#### WORK TO COMPLETE:
(a) In the article on Russia in the Eurovision Song Contest 2009, retype the passage from "Evrovidenie 2009 - Nacionalny Otbor was" to "broadcaster's website eurovision.1tv.ru.".
(b) Answer these questions using the article on Russia in the Eurovision Song Contest 2009:
(i) Who are listed as the songwriters of "Mamo"?
(ii) What song won the Eurovision Song Contest 2008 for Russia?
(iii) Who hosted segments from the green room during the national selection show?
(c) Carry on the article about Russia in the Eurovision Song Contest 2009 from the point where it ends.

#### TEXT EXCERPT:
+ + + + + + +

- Country: Russia
- Selection process: Evrovidenie 2009 - Nacionalny Otbor
- Selection date: 7 March 2009

Competing entry
- Song: "Mamo"
- Artist: Anastasia Prikhodko
- Songwriters: Konstantin Meladze; Diana Golde;

Placement
- Final result: 11th, 91 points

Participation chronology

= Russia in the Eurovision Song Contest 2009 =

Russia participated in and hosted the Eurovision Song Contest 2009 in Moscow after winning the Eurovision Song Contest 2008 with the song "Believe" performed by Dima Bilan. The Russian entry was selected through a national final, organised by the Russian broadcaster Channel One Russia (C1R). Anastasia Prikhodko represented Russia with the song "Mamo", which scored 91 points in the final and finished in 11th place.

==Before Eurovision==

=== Evrovidenie 2009 - Nacionalny Otbor ===

Evrovidenie 2009 - Nacionalny Otbor was the fifth edition of Evrovidenie, the music competition that selects Russia's entry for the Eurovision Song Contest. The show took place on 7 March 2009 at Studio 1 of Ostankino Technical Center in Moscow and hosted by Andrey Malakhov and Yana Churikova with Dmitry Shepelev hosting segments from the green room. Sixteen artists and songs participated and the winner was selected through a jury and a public televote. The show was broadcast on Channel One as well as online via the broadcaster's website eurovision.1tv.ru.

+ + + + + + +

#### INFORMATION GIVEN:
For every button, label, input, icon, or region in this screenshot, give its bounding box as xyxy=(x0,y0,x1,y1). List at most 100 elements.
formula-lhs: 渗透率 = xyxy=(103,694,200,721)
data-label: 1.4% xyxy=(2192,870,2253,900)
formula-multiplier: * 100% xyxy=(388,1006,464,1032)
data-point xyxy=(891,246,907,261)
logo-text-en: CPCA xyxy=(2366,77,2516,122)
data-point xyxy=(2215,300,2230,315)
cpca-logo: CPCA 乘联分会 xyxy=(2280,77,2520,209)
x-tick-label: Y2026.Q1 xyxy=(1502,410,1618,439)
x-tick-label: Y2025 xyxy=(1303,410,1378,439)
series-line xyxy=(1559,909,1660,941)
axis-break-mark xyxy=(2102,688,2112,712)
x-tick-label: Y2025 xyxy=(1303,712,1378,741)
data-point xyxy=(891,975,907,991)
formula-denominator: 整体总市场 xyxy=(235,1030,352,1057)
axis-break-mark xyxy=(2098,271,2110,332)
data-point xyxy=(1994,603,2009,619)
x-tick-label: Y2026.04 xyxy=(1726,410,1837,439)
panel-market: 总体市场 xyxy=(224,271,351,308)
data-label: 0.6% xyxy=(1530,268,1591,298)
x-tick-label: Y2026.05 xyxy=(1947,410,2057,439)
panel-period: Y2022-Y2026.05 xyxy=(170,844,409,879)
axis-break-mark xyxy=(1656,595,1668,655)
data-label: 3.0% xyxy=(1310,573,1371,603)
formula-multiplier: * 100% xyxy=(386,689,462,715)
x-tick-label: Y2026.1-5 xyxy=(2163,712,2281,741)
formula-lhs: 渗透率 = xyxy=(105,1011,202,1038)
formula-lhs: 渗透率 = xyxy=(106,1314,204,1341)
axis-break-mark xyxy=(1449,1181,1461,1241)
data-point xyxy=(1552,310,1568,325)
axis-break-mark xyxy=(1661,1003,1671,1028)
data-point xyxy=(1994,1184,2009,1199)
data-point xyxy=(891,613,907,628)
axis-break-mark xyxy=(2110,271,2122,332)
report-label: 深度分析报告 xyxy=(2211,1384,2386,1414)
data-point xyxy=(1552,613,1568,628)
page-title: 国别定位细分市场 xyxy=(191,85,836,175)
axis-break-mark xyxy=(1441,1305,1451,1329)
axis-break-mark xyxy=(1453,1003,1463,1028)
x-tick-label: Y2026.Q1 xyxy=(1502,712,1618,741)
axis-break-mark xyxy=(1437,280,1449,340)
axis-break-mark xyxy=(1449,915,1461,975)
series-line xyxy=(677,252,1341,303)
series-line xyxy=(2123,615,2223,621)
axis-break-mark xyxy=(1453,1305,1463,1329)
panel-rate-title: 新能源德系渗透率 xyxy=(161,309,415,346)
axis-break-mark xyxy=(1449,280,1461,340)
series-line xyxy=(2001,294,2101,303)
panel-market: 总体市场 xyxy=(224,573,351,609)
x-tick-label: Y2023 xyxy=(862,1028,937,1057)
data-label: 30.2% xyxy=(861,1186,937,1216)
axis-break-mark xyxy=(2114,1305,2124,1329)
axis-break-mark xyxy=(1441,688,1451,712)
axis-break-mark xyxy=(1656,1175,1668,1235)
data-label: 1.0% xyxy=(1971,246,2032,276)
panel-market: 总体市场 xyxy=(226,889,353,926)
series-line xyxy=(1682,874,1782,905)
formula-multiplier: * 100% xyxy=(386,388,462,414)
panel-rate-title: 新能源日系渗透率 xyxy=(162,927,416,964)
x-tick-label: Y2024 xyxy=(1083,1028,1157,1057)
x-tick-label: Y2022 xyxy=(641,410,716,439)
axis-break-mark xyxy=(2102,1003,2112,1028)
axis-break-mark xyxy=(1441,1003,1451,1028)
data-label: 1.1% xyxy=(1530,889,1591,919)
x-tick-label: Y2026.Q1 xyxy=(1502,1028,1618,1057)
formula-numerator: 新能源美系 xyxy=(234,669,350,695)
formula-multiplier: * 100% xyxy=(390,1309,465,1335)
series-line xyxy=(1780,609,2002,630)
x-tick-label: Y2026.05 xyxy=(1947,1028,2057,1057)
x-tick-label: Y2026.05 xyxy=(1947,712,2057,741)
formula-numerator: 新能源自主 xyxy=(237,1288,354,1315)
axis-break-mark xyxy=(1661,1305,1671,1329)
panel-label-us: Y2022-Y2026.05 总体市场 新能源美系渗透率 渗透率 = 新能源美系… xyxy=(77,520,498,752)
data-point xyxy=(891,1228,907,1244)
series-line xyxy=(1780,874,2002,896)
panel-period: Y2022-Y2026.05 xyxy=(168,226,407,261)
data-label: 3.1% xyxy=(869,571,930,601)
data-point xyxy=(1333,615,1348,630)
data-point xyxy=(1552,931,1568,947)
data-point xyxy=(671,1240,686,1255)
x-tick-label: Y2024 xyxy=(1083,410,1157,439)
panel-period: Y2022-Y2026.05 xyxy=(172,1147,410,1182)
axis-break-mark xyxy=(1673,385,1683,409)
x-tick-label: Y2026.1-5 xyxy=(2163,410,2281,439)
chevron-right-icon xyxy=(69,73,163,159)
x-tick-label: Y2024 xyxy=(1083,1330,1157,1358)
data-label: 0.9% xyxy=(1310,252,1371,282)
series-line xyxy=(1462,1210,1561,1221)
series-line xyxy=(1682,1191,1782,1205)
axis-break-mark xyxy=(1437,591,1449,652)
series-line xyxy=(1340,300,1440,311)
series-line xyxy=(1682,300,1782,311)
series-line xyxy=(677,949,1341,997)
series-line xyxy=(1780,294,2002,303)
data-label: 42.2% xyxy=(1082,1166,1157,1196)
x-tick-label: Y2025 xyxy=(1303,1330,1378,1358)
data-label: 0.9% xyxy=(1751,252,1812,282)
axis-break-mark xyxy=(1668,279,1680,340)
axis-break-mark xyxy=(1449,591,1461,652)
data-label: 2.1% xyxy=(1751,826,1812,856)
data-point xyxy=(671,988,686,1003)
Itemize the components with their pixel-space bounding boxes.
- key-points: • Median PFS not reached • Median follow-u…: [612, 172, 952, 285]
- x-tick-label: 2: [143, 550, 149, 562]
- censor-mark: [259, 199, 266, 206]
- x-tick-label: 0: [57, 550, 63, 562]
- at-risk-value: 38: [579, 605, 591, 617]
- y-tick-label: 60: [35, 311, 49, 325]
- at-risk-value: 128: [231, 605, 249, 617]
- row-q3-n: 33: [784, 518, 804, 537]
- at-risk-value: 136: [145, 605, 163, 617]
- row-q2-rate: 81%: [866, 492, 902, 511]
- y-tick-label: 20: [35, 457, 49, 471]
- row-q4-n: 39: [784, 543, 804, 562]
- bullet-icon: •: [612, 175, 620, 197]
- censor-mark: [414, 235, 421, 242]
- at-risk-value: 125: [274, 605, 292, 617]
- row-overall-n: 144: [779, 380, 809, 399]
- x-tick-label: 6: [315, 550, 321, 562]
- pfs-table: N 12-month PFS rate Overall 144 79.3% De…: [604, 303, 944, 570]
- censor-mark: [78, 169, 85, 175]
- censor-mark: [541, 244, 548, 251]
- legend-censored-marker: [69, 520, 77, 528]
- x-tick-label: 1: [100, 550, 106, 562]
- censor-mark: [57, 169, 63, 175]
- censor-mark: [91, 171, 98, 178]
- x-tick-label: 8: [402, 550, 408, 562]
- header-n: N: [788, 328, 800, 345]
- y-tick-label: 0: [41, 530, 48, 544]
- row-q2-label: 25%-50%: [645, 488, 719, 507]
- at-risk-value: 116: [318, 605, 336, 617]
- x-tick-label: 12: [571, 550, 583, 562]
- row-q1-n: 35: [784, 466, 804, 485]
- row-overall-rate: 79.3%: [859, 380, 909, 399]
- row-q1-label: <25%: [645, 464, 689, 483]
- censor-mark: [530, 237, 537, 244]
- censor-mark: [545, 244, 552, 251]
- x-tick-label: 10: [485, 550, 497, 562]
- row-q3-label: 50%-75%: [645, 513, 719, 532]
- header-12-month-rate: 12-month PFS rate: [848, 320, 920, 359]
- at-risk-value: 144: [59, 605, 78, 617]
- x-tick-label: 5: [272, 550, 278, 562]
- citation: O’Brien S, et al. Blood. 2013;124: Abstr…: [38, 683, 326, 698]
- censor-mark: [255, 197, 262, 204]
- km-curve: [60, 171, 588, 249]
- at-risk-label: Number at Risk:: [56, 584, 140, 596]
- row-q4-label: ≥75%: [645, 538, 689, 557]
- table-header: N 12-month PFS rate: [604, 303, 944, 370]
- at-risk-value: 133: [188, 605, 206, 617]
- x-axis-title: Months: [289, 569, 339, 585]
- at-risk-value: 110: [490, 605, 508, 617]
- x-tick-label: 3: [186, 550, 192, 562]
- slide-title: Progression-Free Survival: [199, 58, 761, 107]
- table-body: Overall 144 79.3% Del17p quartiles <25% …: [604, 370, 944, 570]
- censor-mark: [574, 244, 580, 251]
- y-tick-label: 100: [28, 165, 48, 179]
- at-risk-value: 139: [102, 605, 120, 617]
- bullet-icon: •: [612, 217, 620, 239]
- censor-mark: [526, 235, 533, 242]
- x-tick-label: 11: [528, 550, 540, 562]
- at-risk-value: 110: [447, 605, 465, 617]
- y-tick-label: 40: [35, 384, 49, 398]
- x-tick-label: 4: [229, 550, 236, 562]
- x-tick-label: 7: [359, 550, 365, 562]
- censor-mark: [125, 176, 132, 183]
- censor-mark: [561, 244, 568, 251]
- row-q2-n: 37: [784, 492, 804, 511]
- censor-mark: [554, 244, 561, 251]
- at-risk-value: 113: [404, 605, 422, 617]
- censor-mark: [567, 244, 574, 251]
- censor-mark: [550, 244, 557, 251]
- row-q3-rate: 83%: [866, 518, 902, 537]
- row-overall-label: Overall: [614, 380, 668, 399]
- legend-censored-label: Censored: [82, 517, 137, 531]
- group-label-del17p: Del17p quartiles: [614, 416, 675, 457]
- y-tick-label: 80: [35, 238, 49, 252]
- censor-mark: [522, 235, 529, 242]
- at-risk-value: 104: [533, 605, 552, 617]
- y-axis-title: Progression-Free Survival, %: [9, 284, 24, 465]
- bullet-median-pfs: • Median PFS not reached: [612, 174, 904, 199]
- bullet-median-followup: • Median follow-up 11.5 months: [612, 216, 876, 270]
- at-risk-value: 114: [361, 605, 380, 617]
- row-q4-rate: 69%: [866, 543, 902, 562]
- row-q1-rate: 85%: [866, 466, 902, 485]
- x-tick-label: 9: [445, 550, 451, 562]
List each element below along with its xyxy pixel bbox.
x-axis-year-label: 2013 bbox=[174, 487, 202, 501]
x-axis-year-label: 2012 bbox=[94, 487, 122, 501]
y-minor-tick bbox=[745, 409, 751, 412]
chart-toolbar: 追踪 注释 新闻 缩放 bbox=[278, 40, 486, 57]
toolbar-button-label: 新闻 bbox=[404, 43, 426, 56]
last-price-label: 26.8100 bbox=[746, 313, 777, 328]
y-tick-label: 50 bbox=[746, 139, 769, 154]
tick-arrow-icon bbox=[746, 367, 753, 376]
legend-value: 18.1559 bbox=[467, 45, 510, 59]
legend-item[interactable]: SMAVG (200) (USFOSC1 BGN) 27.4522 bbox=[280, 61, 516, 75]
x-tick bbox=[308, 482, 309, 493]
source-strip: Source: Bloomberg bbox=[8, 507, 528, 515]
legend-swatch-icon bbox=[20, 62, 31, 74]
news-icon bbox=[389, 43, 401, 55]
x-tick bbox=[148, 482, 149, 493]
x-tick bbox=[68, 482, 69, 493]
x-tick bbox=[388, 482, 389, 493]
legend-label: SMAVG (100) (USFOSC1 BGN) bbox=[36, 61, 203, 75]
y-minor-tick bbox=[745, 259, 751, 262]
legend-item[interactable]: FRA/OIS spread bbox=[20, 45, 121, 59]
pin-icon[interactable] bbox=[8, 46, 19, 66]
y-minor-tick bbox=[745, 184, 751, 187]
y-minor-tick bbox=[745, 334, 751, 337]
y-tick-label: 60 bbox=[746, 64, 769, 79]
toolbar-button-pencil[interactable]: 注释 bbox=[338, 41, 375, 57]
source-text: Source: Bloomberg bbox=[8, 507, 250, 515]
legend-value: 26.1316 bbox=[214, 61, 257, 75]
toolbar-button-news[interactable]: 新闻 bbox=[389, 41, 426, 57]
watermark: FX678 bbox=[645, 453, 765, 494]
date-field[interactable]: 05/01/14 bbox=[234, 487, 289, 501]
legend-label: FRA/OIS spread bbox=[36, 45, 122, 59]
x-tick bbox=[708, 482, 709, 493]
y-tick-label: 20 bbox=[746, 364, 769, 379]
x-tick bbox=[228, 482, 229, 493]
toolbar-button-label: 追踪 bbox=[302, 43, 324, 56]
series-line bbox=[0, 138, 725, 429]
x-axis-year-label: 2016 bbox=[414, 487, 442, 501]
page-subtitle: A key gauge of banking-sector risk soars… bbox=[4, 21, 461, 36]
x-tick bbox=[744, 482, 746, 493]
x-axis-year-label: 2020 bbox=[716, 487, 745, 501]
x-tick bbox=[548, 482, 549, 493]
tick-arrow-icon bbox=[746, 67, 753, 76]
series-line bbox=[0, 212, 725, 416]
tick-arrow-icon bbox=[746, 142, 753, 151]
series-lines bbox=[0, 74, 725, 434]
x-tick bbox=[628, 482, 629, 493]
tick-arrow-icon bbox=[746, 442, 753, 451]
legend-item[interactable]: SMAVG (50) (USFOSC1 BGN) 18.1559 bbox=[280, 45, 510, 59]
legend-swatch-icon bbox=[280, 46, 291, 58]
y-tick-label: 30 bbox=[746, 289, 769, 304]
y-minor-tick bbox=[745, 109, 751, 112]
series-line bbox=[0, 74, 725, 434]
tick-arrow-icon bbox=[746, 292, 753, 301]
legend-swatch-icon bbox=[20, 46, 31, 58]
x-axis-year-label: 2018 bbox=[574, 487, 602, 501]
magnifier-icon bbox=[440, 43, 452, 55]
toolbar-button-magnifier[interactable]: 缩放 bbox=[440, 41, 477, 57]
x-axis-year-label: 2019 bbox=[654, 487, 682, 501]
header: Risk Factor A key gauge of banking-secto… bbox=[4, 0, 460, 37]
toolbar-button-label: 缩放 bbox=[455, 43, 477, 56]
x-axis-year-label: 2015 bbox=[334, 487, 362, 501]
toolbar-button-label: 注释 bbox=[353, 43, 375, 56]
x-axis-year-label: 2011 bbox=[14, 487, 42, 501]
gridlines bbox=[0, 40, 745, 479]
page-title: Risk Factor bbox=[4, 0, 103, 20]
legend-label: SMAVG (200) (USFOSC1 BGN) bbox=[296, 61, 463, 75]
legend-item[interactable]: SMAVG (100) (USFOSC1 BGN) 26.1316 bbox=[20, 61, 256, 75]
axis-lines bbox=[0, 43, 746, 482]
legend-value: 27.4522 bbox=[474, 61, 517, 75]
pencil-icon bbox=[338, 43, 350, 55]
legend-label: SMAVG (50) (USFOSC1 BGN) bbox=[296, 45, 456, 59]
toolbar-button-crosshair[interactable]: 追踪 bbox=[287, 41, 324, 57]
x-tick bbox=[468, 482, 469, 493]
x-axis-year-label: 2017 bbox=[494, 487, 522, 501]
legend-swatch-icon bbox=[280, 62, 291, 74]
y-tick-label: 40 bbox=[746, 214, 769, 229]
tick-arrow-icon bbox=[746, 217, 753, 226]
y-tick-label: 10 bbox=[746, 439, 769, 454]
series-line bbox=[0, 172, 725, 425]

+ + + + + + +

#### ANSWERS GIVEN:
(a)
Evrovidenie 2009 - Nacionalny Otbor was the fifth edition of Evrovidenie, the music competition that selects Russia's entry for the Eurovision Song Contest. The show took place on 7 March 2009 at Studio 1 of Ostankino Technical Center in Moscow and hosted by Andrey Malakhov and Yana Churikova with Dmitry Shepelev hosting segments from the green room. Sixteen artists and songs participated and the winner was selected through a jury and a public televote. The show was broadcast on Channel One as well as online via the broadcaster's website eurovision.1tv.ru.

(b)
(i) Konstantin Meladze and Diana Golde.
(ii) "Believe," performed by Dima Bilan.
(iii) Dmitry Shepelev.

(c)
==== Competing entries ====
In November 2008, C1R announced a submission period for interested artists and composers to submit their entries. The initial format of the national final consisted of three stages: the first stage to select the song, the second stage to select three artists and the third stage to select the winning artist and song combination. The format was later amended by C1R where artists would compete with the songs they have submitted with. The broadcaster received over 1,000 submissions at the conclusion of the deadline. 50 entries were shortlisted from the received submissions and a jury panel selected the fifteen finalists for the national final. The competing acts were announced on 26 February 2009.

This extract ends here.